##### Input for this task #####

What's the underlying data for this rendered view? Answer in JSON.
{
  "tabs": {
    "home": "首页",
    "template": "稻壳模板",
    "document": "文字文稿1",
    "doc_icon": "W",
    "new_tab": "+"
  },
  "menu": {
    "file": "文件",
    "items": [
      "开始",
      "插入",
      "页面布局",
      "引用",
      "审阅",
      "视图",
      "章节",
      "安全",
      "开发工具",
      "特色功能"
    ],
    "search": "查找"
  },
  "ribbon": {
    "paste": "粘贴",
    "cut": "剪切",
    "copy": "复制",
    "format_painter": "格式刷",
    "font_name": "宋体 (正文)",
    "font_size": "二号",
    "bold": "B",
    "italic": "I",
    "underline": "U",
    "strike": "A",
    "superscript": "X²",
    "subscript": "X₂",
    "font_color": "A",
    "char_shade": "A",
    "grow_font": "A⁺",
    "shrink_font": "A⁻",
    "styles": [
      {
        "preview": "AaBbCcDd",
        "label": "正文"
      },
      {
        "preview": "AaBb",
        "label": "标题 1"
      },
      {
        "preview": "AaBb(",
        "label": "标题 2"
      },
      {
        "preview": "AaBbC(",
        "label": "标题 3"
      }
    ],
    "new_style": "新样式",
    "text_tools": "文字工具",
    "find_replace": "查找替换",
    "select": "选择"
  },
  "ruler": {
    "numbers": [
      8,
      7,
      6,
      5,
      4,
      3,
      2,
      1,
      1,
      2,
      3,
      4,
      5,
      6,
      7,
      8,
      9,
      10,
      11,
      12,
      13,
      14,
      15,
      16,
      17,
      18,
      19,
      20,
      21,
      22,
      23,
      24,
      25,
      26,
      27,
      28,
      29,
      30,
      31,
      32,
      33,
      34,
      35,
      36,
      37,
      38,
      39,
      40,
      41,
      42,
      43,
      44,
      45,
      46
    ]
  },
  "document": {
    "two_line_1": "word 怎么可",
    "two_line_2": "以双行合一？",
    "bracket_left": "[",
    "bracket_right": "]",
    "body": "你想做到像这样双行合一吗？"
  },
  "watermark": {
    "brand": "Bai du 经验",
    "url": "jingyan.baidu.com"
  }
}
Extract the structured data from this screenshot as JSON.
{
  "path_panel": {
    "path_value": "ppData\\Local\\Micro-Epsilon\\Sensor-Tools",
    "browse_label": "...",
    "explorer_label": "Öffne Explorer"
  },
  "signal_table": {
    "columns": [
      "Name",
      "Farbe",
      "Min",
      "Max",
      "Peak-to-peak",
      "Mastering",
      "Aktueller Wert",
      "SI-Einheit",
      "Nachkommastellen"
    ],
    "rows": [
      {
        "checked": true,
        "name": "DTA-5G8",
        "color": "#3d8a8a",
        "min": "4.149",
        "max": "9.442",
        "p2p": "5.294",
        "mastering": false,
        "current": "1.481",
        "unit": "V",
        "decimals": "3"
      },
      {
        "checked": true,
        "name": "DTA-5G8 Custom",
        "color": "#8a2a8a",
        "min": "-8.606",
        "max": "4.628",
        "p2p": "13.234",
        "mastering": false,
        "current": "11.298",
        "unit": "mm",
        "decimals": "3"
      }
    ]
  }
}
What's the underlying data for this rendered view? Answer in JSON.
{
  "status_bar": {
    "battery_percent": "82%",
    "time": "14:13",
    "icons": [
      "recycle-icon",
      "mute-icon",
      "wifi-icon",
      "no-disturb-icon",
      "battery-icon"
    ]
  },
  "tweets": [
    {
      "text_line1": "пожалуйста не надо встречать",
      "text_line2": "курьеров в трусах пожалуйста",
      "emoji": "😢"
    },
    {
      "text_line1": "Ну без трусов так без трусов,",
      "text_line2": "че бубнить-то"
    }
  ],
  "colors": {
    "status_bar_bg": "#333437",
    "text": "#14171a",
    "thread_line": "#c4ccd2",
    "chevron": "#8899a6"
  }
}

#####

● Goal
Write out the records shown above, exactly as they appear.

● Result of the exercise
What's the underlying data for this rendered view? Answer in JSON.
{
  "tabs": {
    "home": "首页",
    "template": "稻壳模板",
    "document": "文字文稿1",
    "doc_icon": "W",
    "new_tab": "+"
  },
  "menu": {
    "file": "文件",
    "items": [
      "开始",
      "插入",
      "页面布局",
      "引用",
      "审阅",
      "视图",
      "章节",
      "安全",
      "开发工具",
      "特色功能"
    ],
    "search": "查找"
  },
  "ribbon": {
    "paste": "粘贴",
    "cut": "剪切",
    "copy": "复制",
    "format_painter": "格式刷",
    "font_name": "宋体 (正文)",
    "font_size": "二号",
    "bold": "B",
    "italic": "I",
    "underline": "U",
    "strike": "A",
    "superscript": "X²",
    "subscript": "X₂",
    "font_color": "A",
    "char_shade": "A",
    "grow_font": "A⁺",
    "shrink_font": "A⁻",
    "styles": [
      {
        "preview": "AaBbCcDd",
        "label": "正文"
      },
      {
        "preview": "AaBb",
        "label": "标题 1"
      },
      {
        "preview": "AaBb(",
        "label": "标题 2"
      },
      {
        "preview": "AaBbC(",
        "label": "标题 3"
      }
    ],
    "new_style": "新样式",
    "text_tools": "文字工具",
    "find_replace": "查找替换",
    "select": "选择"
  },
  "ruler": {
    "numbers": [
      8,
      7,
      6,
      5,
      4,
      3,
      2,
      1,
      1,
      2,
      3,
      4,
      5,
      6,
      7,
      8,
      9,
      10,
      11,
      12,
      13,
      14,
      15,
      16,
      17,
      18,
      19,
      20,
      21,
      22,
      23,
      24,
      25,
      26,
      27,
      28,
      29,
      30,
      31,
      32,
      33,
      34,
      35,
      36,
      37,
      38,
      39,
      40,
      41,
      42,
      43,
      44,
      45,
      46
    ]
  },
  "document": {
    "two_line_1": "word 怎么可",
    "two_line_2": "以双行合一？",
    "bracket_left": "[",
    "bracket_right": "]",
    "body": "你想做到像这样双行合一吗？"
  },
  "watermark": {
    "brand": "Bai du 经验",
    "url": "jingyan.baidu.com"
  }
}
Extract the structured data from this screenshot as JSON.
{
  "path_panel": {
    "path_value": "ppData\\Local\\Micro-Epsilon\\Sensor-Tools",
    "browse_label": "...",
    "explorer_label": "Öffne Explorer"
  },
  "signal_table": {
    "columns": [
      "Name",
      "Farbe",
      "Min",
      "Max",
      "Peak-to-peak",
      "Mastering",
      "Aktueller Wert",
      "SI-Einheit",
      "Nachkommastellen"
    ],
    "rows": [
      {
        "checked": true,
        "name": "DTA-5G8",
        "color": "#3d8a8a",
        "min": "4.149",
        "max": "9.442",
        "p2p": "5.294",
        "mastering": false,
        "current": "1.481",
        "unit": "V",
        "decimals": "3"
      },
      {
        "checked": true,
        "name": "DTA-5G8 Custom",
        "color": "#8a2a8a",
        "min": "-8.606",
        "max": "4.628",
        "p2p": "13.234",
        "mastering": false,
        "current": "11.298",
        "unit": "mm",
        "decimals": "3"
      }
    ]
  }
}
What's the underlying data for this rendered view? Answer in JSON.
{
  "status_bar": {
    "battery_percent": "82%",
    "time": "14:13",
    "icons": [
      "recycle-icon",
      "mute-icon",
      "wifi-icon",
      "no-disturb-icon",
      "battery-icon"
    ]
  },
  "tweets": [
    {
      "text_line1": "пожалуйста не надо встречать",
      "text_line2": "курьеров в трусах пожалуйста",
      "emoji": "😢"
    },
    {
      "text_line1": "Ну без трусов так без трусов,",
      "text_line2": "че бубнить-то"
    }
  ],
  "colors": {
    "status_bar_bg": "#333437",
    "text": "#14171a",
    "thread_line": "#c4ccd2",
    "chevron": "#8899a6"
  }
}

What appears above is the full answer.